* _Given exercise_: Go through the listing and return every line with "background" in it.

* _Extracted data_:
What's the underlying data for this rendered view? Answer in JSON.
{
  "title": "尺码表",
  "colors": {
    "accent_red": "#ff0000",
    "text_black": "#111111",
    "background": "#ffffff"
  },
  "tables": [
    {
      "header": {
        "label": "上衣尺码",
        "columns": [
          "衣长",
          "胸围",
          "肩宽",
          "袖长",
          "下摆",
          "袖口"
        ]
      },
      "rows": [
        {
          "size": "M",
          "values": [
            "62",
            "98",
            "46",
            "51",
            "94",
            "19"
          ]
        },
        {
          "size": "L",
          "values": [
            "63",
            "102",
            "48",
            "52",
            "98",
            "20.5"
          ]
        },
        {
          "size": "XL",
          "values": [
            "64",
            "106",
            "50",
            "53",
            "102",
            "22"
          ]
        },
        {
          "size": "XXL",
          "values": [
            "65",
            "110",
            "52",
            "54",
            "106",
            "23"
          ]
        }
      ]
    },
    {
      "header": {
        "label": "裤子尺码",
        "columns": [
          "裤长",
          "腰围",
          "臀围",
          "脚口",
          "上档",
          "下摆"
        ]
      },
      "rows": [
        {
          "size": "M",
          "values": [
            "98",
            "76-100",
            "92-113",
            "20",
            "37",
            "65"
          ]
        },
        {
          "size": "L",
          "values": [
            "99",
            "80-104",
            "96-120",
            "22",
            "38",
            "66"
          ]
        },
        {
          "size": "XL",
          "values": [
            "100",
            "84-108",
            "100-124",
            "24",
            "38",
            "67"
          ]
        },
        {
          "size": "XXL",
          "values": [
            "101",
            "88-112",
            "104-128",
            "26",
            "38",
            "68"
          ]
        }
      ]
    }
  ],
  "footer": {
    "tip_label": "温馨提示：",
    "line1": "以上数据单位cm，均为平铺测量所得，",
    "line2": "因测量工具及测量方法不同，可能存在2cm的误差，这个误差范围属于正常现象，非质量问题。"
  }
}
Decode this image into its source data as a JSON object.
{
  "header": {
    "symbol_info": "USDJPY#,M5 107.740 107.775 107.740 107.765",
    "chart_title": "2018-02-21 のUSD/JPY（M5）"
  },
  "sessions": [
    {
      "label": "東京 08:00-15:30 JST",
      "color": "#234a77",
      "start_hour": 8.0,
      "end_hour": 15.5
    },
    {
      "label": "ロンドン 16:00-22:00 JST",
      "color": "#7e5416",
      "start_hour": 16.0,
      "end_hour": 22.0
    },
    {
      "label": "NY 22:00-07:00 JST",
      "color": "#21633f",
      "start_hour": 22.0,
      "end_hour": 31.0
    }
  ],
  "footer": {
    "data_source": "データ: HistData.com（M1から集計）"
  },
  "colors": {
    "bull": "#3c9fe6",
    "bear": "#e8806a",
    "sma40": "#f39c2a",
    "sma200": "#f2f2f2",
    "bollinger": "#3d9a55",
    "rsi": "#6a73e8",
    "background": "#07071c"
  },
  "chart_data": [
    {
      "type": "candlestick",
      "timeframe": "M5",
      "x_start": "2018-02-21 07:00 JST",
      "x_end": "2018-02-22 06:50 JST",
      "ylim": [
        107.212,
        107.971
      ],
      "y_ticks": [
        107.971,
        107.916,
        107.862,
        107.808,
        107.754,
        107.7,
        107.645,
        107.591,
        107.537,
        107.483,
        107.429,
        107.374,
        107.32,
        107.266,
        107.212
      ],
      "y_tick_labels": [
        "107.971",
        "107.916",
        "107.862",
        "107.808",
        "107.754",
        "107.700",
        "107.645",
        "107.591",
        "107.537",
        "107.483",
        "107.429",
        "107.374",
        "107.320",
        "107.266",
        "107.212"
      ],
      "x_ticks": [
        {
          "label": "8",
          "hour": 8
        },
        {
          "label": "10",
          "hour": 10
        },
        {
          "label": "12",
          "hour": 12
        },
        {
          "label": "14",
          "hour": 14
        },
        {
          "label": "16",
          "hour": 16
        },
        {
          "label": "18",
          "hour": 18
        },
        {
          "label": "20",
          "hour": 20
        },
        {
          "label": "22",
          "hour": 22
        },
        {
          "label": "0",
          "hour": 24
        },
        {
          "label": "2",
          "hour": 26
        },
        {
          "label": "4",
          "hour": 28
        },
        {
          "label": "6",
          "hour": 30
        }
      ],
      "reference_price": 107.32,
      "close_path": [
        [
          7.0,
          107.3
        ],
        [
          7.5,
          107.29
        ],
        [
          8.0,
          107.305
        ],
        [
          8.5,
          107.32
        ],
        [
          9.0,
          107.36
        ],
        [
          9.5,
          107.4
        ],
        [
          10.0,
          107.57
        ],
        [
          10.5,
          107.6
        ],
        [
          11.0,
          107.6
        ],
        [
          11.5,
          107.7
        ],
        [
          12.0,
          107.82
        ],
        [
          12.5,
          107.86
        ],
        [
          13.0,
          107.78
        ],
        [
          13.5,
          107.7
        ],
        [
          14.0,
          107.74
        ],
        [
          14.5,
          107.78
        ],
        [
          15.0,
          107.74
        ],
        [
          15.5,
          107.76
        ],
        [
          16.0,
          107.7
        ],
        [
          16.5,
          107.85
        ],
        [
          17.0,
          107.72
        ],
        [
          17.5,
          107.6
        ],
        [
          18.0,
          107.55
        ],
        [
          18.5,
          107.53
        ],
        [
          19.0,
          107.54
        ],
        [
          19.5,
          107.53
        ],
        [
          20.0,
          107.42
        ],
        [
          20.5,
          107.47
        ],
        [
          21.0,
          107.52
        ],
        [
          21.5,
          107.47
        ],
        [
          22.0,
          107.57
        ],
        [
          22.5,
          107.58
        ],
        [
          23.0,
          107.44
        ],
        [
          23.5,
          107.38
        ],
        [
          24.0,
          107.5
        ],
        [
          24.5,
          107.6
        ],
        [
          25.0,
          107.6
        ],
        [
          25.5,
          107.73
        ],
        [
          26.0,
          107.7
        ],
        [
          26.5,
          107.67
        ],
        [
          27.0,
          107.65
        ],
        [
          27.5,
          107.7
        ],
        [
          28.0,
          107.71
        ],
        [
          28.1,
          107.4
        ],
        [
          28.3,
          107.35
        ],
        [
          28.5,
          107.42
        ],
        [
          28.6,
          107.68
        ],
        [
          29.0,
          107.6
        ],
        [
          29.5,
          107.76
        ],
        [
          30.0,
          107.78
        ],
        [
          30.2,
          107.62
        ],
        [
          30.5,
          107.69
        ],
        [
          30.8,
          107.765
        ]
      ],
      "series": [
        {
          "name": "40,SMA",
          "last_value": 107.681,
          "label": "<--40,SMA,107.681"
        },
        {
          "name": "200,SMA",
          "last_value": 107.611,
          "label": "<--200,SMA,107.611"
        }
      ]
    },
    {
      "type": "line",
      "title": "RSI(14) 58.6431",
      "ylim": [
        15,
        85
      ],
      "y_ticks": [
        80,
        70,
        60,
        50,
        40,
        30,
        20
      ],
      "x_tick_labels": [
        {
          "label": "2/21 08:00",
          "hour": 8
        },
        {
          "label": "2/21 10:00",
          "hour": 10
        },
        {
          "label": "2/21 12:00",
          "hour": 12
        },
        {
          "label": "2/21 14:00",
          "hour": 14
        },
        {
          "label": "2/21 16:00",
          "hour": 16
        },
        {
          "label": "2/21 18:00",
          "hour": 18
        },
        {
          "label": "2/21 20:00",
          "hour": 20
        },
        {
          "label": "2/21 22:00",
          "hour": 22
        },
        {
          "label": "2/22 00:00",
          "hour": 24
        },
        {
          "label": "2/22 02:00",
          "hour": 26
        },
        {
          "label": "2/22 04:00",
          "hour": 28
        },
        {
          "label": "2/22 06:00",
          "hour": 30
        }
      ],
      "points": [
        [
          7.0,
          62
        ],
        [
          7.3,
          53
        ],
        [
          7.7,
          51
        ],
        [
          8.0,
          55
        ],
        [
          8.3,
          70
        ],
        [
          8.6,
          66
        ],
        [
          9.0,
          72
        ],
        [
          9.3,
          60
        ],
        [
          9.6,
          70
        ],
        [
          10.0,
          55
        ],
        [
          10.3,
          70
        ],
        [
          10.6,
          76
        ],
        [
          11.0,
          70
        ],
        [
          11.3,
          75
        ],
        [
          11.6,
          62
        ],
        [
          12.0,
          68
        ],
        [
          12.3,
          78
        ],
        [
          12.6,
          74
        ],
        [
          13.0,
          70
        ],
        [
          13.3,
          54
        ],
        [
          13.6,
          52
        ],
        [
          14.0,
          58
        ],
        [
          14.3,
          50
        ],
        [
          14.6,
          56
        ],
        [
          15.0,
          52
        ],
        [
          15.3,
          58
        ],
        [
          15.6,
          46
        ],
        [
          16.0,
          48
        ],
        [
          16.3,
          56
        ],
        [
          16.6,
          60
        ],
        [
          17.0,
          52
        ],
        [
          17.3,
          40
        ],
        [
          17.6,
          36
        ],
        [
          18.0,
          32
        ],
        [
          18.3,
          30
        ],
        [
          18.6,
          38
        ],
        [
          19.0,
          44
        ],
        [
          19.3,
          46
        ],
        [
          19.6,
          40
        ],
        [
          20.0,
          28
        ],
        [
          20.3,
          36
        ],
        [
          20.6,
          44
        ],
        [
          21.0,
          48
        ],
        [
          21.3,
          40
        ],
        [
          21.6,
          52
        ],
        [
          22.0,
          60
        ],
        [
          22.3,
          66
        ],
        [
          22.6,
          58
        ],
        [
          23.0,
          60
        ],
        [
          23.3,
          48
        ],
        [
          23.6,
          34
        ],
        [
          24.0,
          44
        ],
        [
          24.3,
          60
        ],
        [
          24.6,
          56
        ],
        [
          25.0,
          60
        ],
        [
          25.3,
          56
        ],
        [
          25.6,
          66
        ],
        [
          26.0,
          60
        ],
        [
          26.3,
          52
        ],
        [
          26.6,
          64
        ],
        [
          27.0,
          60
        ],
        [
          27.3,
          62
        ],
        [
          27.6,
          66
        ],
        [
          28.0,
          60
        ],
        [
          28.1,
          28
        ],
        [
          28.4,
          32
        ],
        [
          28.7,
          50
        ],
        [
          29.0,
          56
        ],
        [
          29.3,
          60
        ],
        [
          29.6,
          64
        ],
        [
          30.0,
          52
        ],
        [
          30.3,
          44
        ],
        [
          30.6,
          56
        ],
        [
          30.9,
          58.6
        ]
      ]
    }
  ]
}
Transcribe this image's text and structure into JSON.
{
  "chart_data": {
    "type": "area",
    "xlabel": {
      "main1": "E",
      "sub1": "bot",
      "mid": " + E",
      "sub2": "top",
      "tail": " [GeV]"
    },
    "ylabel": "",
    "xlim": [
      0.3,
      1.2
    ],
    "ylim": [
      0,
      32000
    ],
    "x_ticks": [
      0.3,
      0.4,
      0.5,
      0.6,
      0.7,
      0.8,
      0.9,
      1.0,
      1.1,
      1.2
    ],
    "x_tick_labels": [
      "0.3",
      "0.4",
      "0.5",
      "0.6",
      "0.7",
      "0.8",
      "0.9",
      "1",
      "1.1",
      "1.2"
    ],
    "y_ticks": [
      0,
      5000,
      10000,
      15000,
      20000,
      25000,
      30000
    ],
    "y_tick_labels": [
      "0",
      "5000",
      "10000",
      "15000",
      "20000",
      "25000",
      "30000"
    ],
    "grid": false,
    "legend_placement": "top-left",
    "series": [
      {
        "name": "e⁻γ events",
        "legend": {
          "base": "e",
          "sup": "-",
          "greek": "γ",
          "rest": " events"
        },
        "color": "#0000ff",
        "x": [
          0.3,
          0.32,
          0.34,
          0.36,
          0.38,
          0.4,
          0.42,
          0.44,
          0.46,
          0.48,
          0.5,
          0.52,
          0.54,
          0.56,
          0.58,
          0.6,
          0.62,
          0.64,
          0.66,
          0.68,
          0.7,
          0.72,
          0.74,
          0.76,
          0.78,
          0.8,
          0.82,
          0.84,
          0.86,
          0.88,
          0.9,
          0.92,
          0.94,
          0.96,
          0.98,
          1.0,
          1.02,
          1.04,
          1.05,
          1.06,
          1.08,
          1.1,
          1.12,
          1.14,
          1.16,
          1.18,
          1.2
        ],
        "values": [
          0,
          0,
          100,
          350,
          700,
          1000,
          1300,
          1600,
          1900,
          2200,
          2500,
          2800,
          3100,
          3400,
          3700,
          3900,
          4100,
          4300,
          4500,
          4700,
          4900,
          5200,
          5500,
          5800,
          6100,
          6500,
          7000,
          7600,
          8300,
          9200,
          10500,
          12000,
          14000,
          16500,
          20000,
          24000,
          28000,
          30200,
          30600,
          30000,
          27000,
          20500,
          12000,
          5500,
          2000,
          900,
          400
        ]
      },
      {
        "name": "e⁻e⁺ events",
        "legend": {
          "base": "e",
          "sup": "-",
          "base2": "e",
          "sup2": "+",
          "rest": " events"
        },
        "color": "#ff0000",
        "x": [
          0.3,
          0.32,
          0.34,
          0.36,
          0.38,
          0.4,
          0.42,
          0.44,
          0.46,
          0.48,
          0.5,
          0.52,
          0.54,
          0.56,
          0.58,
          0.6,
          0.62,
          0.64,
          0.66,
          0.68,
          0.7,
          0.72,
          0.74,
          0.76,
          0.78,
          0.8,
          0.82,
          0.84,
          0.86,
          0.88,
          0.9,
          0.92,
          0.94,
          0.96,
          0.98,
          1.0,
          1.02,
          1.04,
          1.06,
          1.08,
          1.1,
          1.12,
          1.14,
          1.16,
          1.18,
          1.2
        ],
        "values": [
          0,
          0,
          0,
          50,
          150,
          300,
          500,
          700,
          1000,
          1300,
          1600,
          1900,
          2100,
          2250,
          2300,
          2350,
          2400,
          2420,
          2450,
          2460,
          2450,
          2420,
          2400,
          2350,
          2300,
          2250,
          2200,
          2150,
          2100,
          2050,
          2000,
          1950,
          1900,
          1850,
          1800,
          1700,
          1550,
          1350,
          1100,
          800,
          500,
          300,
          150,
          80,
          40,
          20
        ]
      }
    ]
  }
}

* _Finished exercise_:
    "background": "#ffffff"
    "background": "#07071c"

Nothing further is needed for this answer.